### Data to use ###
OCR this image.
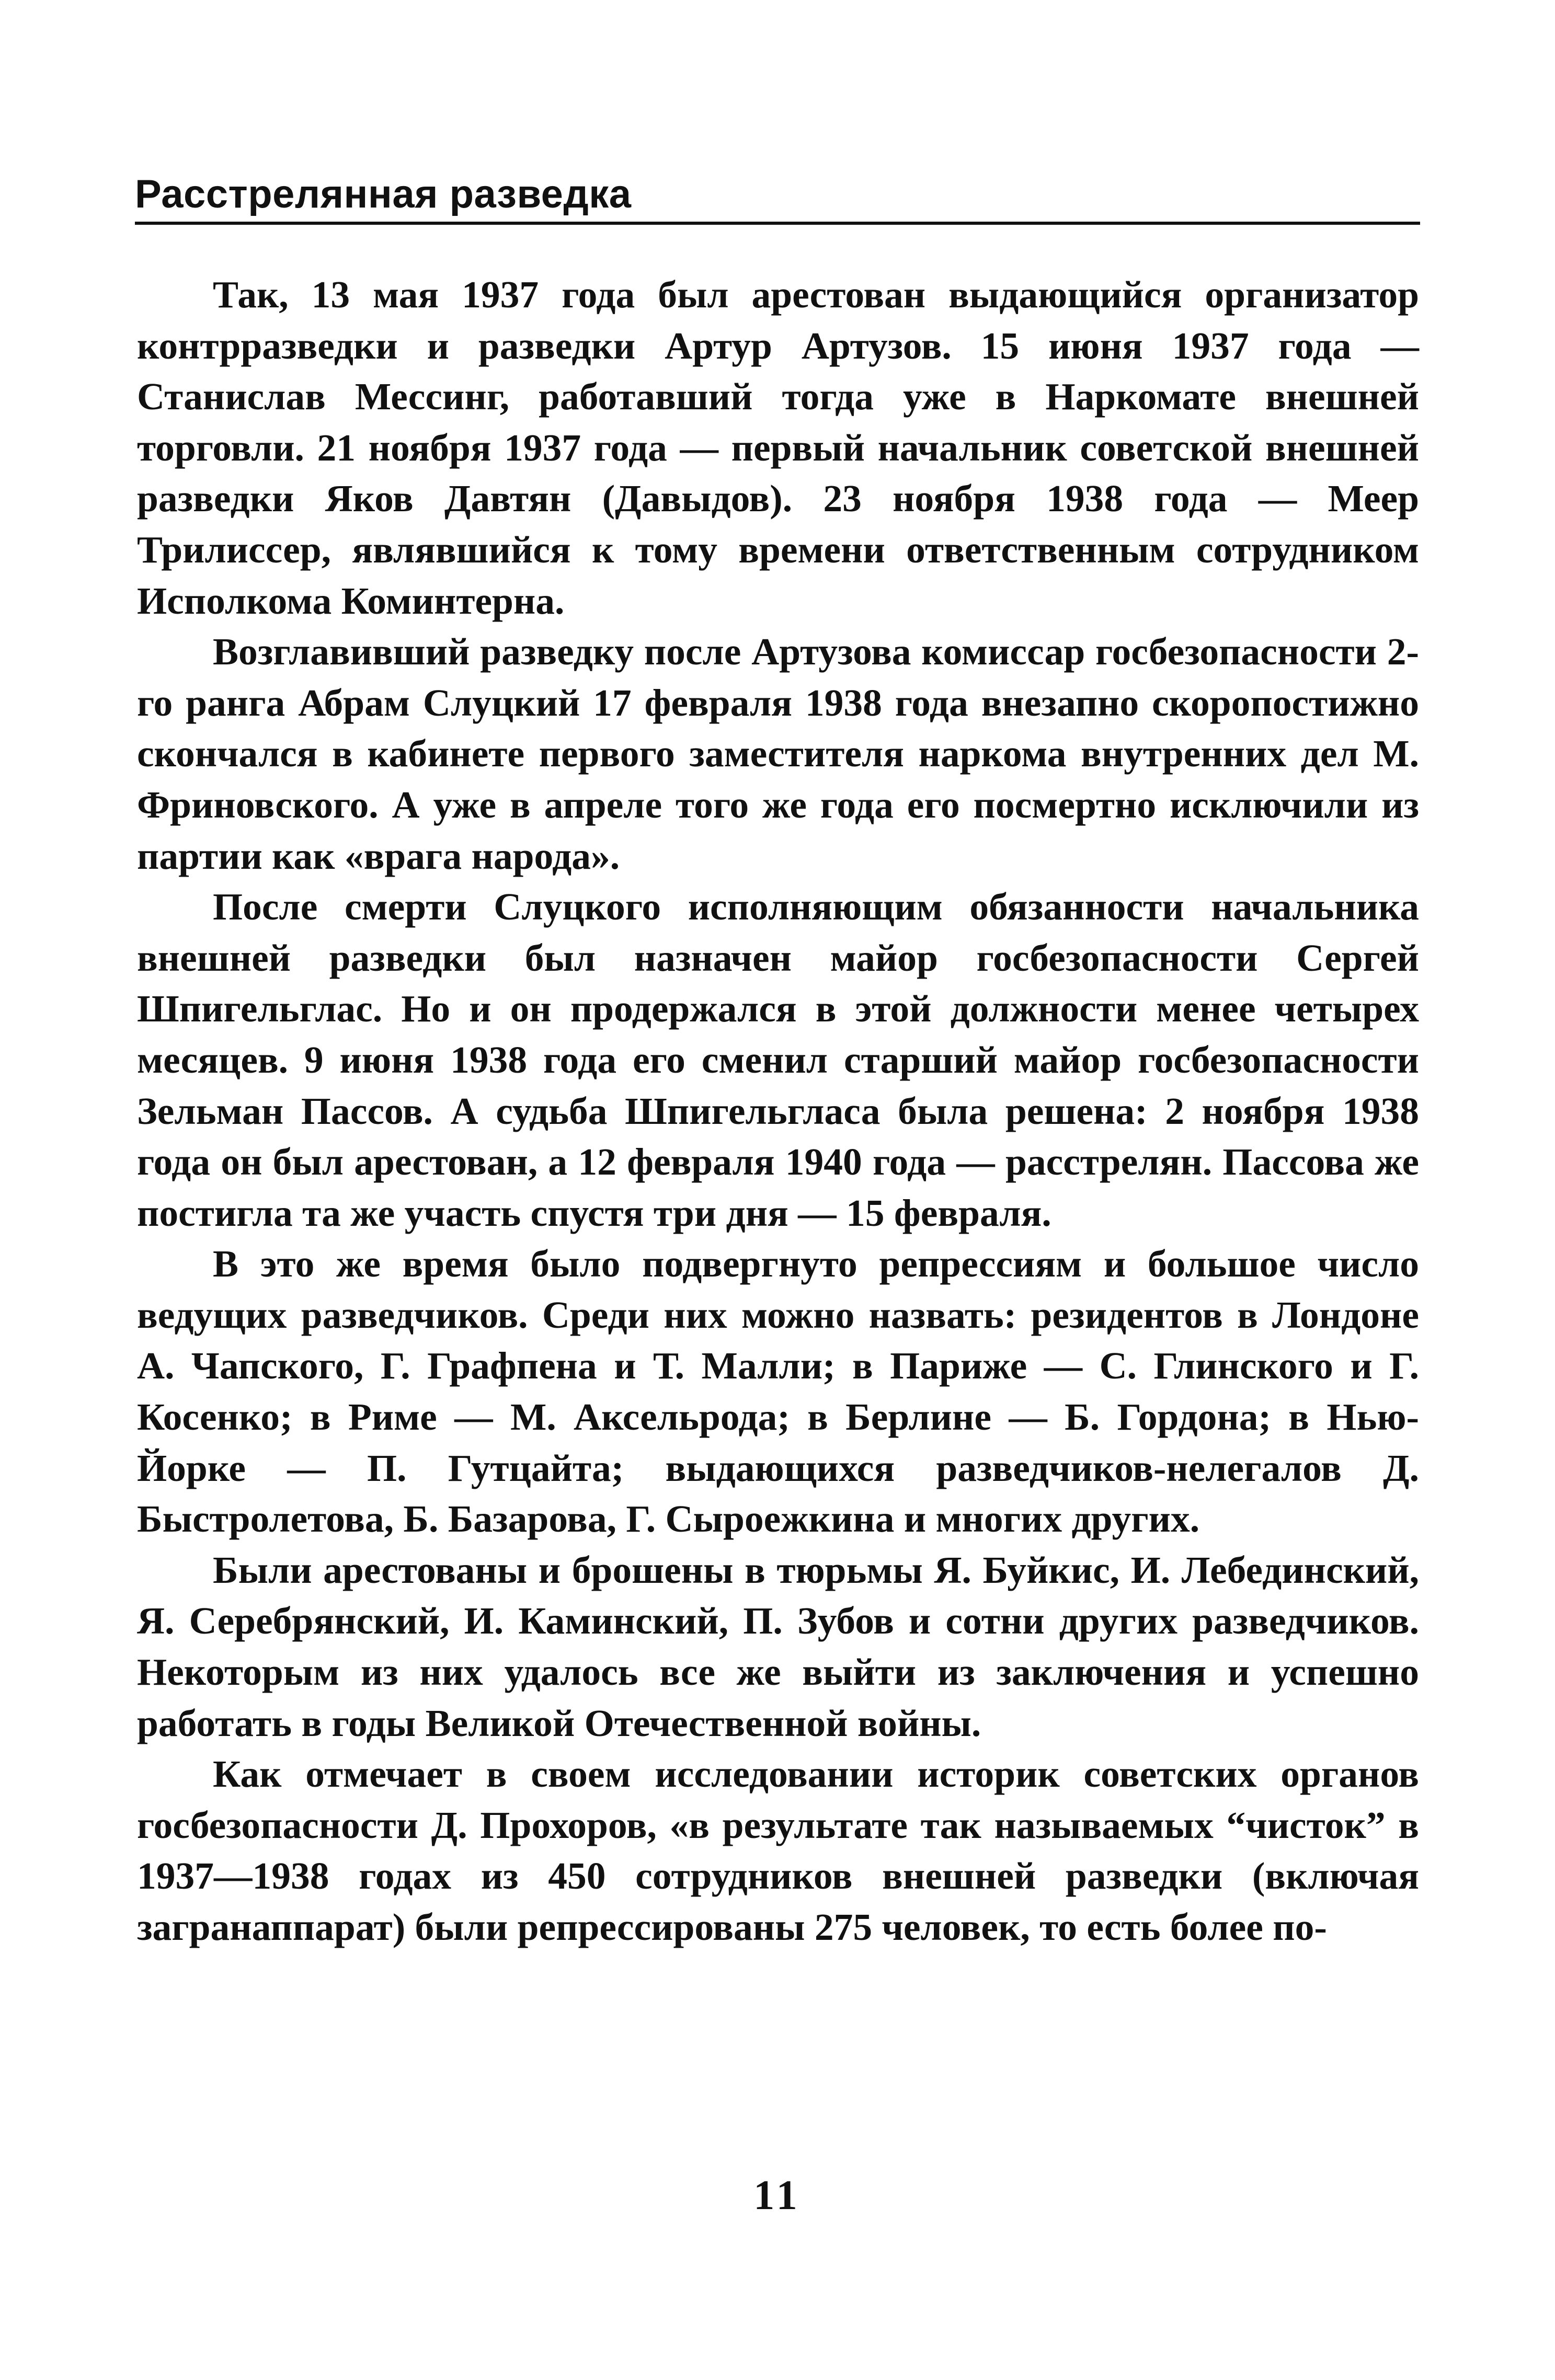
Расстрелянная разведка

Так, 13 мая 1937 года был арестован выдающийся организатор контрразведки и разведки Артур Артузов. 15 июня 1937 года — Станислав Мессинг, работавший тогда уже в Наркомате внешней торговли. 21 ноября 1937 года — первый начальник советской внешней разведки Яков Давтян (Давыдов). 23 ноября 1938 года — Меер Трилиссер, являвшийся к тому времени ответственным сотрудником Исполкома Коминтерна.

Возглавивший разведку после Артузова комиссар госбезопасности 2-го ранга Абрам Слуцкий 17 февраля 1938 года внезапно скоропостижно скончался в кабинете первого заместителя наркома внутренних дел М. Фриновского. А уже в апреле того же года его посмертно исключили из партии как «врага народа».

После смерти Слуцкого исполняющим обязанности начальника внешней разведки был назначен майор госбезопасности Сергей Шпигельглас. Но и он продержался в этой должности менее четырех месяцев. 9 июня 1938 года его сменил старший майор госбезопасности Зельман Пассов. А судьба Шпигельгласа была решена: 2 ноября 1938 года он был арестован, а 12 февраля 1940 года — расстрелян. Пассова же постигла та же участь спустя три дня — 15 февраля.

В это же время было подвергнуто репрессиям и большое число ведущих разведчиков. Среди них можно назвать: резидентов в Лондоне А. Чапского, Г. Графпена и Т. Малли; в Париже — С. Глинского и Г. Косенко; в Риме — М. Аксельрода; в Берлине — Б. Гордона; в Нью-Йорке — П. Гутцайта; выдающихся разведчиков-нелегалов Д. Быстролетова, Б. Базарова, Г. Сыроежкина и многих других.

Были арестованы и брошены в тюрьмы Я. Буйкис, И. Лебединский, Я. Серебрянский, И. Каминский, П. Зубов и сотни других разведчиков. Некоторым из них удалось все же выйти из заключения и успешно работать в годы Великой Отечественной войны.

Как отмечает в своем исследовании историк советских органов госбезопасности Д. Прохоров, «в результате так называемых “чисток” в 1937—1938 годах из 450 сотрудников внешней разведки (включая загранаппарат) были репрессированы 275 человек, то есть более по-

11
###
> [What you should do] Write out the whole listing exactly, and drop the pictures.

> [Result of this exercise]
OCR this image.
Расстрелянная разведка

Так, 13 мая 1937 года был арестован выдающийся организатор контрразведки и разведки Артур Артузов. 15 июня 1937 года — Станислав Мессинг, работавший тогда уже в Наркомате внешней торговли. 21 ноября 1937 года — первый начальник советской внешней разведки Яков Давтян (Давыдов). 23 ноября 1938 года — Меер Трилиссер, являвшийся к тому времени ответственным сотрудником Исполкома Коминтерна.

Возглавивший разведку после Артузова комиссар госбезопасности 2-го ранга Абрам Слуцкий 17 февраля 1938 года внезапно скоропостижно скончался в кабинете первого заместителя наркома внутренних дел М. Фриновского. А уже в апреле того же года его посмертно исключили из партии как «врага народа».

После смерти Слуцкого исполняющим обязанности начальника внешней разведки был назначен майор госбезопасности Сергей Шпигельглас. Но и он продержался в этой должности менее четырех месяцев. 9 июня 1938 года его сменил старший майор госбезопасности Зельман Пассов. А судьба Шпигельгласа была решена: 2 ноября 1938 года он был арестован, а 12 февраля 1940 года — расстрелян. Пассова же постигла та же участь спустя три дня — 15 февраля.

В это же время было подвергнуто репрессиям и большое число ведущих разведчиков. Среди них можно назвать: резидентов в Лондоне А. Чапского, Г. Графпена и Т. Малли; в Париже — С. Глинского и Г. Косенко; в Риме — М. Аксельрода; в Берлине — Б. Гордона; в Нью-Йорке — П. Гутцайта; выдающихся разведчиков-нелегалов Д. Быстролетова, Б. Базарова, Г. Сыроежкина и многих других.

Были арестованы и брошены в тюрьмы Я. Буйкис, И. Лебединский, Я. Серебрянский, И. Каминский, П. Зубов и сотни других разведчиков. Некоторым из них удалось все же выйти из заключения и успешно работать в годы Великой Отечественной войны.

Как отмечает в своем исследовании историк советских органов госбезопасности Д. Прохоров, «в результате так называемых “чисток” в 1937—1938 годах из 450 сотрудников внешней разведки (включая загранаппарат) были репрессированы 275 человек, то есть более по-

11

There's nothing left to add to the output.